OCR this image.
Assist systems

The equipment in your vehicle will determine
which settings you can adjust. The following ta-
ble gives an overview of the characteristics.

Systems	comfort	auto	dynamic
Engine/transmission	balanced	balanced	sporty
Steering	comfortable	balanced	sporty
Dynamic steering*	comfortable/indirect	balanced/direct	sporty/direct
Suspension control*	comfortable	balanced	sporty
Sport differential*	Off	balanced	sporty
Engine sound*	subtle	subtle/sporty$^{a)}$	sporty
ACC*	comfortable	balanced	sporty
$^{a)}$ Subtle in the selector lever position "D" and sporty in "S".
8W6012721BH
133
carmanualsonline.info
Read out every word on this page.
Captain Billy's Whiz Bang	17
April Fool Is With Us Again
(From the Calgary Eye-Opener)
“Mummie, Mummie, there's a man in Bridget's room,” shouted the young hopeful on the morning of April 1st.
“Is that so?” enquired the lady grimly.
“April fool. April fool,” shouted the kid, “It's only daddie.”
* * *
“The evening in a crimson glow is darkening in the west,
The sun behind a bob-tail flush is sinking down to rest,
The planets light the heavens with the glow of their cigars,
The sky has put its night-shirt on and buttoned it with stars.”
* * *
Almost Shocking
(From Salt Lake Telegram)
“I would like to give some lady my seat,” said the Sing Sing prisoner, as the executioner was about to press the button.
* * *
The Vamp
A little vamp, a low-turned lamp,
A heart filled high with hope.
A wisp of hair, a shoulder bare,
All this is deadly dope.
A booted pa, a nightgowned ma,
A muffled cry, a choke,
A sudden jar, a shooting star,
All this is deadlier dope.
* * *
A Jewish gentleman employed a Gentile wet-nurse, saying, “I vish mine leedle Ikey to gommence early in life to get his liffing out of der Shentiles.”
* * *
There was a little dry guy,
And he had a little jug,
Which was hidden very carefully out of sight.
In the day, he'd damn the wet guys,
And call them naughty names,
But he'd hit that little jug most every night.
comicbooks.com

Written instruction -> Show every line above in which the word "sporty" occurs.

Complete answer ->
Engine/transmission	balanced	balanced	sporty
Steering	comfortable	balanced	sporty
Dynamic steering*	comfortable/indirect	balanced/direct	sporty/direct
Suspension control*	comfortable	balanced	sporty
Sport differential*	Off	balanced	sporty
Engine sound*	subtle	subtle/sporty$^{a)}$	sporty
ACC*	comfortable	balanced	sporty
$^{a)}$ Subtle in the selector lever position "D" and sporty in "S".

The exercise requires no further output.